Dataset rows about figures

--------

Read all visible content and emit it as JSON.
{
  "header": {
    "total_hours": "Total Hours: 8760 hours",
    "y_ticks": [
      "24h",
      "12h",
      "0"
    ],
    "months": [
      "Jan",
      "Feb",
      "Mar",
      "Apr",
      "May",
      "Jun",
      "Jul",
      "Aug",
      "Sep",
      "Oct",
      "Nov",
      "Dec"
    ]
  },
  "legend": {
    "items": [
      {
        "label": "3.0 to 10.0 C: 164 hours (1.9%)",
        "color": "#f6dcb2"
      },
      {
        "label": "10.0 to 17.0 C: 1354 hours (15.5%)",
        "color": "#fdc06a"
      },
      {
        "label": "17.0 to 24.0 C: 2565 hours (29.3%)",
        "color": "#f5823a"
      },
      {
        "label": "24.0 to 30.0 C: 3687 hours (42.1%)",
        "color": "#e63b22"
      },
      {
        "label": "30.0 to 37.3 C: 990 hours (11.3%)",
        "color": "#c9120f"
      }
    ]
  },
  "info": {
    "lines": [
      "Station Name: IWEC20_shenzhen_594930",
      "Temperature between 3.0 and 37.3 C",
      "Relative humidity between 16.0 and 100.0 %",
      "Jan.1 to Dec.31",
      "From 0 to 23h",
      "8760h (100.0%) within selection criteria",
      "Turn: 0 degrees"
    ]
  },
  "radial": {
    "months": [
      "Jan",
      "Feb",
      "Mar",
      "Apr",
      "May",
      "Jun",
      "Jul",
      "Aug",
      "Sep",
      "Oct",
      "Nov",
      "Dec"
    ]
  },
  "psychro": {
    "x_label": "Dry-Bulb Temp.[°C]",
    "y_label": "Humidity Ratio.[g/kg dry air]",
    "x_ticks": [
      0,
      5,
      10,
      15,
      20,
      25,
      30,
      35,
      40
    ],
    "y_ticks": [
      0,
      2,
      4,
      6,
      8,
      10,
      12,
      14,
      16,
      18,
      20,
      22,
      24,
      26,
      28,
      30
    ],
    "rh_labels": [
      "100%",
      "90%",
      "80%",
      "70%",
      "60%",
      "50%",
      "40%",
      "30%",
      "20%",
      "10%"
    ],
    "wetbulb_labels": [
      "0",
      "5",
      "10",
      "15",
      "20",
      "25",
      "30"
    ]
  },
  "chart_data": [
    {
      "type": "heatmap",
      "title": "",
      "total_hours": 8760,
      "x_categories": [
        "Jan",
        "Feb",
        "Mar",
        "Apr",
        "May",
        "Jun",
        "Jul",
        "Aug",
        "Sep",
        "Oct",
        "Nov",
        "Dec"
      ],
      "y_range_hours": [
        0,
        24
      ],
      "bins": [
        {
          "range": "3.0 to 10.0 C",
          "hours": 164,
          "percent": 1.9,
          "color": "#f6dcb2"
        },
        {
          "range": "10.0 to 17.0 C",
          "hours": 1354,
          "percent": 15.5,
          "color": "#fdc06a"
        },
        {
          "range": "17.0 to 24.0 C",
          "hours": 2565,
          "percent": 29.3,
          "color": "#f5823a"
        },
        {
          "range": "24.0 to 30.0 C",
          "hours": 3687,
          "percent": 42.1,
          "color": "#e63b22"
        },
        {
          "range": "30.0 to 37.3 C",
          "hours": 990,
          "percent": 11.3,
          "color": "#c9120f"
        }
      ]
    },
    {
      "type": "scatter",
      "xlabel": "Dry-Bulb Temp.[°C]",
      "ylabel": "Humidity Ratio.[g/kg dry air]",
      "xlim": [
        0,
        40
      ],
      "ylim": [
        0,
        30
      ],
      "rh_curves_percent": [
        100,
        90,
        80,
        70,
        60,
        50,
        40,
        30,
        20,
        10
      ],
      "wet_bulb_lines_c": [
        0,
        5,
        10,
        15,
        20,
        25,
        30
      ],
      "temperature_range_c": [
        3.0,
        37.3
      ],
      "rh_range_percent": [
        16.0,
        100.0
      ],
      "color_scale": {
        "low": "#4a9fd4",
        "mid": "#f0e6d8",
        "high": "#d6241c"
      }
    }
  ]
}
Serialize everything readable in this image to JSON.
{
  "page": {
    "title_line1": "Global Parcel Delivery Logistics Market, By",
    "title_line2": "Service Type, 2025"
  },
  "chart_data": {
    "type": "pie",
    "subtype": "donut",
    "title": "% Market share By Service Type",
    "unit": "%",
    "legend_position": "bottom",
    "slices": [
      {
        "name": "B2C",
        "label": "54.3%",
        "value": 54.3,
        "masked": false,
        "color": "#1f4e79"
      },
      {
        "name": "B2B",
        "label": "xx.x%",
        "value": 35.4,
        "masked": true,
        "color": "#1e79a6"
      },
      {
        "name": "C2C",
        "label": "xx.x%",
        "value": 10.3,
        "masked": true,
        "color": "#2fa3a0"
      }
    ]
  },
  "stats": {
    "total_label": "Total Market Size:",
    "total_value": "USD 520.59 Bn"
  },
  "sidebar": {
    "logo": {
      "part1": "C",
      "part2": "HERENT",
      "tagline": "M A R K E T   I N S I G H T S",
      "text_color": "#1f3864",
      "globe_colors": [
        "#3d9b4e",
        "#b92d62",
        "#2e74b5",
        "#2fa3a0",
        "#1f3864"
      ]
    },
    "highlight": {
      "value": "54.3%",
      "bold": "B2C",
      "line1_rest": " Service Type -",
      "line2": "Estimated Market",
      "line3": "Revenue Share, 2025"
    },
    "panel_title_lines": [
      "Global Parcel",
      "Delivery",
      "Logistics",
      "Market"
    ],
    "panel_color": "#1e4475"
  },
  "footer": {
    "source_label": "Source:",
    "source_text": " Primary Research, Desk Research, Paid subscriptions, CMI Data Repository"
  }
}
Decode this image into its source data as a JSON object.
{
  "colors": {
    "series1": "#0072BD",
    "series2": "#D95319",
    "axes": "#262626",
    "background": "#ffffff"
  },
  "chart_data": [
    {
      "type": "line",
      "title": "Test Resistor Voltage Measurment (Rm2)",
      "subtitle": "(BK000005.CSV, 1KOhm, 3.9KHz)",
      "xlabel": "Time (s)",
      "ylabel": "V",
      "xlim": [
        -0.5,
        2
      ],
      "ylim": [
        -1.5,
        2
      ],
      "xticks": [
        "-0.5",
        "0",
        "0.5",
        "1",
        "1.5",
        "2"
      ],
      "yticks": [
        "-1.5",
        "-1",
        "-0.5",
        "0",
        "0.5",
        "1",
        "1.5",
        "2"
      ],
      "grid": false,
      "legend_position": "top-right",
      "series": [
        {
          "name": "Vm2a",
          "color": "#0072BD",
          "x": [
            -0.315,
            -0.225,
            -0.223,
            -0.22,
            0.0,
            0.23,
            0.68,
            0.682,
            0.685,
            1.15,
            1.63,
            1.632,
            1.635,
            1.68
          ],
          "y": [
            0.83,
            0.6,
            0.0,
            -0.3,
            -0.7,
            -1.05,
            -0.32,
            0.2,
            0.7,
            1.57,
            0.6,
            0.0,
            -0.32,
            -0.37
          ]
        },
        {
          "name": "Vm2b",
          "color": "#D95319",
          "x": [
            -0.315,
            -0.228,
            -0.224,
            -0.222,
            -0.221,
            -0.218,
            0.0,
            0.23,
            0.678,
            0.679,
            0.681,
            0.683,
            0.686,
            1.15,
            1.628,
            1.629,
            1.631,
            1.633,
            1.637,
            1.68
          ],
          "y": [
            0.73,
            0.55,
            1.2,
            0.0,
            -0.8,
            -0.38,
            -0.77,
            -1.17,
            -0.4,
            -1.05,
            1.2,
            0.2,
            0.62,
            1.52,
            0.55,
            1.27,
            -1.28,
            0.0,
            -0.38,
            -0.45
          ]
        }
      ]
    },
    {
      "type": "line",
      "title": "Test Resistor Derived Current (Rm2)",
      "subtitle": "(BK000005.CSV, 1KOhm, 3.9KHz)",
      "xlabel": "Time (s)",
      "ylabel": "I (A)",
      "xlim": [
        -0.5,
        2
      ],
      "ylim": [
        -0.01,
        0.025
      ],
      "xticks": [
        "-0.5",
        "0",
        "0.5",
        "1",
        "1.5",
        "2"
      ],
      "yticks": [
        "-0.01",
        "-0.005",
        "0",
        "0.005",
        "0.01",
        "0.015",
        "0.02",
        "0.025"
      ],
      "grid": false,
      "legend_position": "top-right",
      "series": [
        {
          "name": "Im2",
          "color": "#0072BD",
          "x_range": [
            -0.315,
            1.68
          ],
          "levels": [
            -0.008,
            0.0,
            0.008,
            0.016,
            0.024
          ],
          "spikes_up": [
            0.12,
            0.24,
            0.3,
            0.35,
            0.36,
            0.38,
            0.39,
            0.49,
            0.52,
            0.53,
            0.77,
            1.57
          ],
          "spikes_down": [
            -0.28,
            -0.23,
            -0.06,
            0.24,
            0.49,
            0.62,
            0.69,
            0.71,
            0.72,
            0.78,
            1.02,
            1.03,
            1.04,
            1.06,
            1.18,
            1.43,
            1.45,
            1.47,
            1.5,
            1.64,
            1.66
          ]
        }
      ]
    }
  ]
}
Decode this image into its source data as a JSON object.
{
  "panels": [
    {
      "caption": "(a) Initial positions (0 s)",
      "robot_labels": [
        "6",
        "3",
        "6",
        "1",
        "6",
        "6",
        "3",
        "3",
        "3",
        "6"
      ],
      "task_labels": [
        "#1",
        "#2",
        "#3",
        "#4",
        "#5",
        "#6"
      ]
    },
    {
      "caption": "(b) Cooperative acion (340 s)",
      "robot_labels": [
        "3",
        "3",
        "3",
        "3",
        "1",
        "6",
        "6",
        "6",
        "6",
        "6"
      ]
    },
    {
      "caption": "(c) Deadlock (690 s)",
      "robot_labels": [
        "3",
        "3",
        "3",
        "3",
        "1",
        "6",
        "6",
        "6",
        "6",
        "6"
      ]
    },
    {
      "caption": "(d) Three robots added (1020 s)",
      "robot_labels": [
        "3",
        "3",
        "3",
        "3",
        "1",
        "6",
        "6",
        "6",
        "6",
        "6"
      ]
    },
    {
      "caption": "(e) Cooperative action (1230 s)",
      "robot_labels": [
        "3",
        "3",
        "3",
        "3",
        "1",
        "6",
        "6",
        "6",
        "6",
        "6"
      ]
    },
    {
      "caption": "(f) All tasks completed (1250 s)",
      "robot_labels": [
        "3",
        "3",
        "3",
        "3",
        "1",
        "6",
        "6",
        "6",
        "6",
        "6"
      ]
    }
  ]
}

--------

▶ WHAT YOU NEED TO DO:
List every line above containing the word "Test".

▶ EXPECTED ANSWER:
      "title": "Test Resistor Voltage Measurment (Rm2)",
      "title": "Test Resistor Derived Current (Rm2)",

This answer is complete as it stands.